» Aim
Scan the entries below and extract each line with the word "placement" in it.

» Data section
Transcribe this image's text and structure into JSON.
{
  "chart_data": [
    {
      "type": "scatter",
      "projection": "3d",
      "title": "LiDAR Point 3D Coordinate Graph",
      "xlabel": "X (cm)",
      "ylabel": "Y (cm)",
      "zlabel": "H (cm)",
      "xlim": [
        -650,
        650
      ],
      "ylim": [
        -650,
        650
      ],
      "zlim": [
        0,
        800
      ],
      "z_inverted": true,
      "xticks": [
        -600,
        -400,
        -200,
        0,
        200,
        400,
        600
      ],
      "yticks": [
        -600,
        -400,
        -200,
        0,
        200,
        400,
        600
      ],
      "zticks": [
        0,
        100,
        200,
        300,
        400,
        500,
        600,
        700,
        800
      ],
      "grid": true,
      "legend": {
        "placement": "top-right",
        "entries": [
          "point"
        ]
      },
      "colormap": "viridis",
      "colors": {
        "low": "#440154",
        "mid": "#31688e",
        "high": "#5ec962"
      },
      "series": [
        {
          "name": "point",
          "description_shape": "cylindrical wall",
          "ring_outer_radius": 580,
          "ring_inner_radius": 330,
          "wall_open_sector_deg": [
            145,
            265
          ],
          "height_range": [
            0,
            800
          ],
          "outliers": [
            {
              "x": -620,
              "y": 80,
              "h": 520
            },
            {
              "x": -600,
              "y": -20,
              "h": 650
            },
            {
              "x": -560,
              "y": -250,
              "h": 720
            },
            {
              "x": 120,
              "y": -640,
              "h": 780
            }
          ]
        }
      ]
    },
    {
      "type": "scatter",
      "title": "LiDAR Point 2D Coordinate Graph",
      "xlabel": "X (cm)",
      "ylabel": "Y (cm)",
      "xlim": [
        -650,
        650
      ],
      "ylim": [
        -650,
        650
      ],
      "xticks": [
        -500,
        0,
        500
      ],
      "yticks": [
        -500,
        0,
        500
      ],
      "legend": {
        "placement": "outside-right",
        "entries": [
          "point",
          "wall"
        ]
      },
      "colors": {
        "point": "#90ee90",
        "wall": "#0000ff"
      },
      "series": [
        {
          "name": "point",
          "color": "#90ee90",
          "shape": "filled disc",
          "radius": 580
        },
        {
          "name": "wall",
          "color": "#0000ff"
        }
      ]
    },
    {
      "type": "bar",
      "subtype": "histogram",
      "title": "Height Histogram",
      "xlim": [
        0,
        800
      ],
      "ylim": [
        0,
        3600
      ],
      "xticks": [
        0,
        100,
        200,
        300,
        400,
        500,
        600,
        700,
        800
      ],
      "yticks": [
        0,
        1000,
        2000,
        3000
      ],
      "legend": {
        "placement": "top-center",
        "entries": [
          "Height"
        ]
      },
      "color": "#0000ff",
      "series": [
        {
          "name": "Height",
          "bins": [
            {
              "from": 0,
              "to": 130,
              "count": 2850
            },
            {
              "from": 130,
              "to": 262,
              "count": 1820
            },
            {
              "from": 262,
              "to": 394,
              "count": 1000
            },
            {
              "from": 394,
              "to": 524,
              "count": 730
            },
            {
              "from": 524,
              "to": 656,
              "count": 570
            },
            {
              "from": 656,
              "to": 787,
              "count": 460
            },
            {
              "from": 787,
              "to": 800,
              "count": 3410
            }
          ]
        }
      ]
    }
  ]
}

» Answer
        "placement": "top-right",
        "placement": "outside-right",
        "placement": "top-center",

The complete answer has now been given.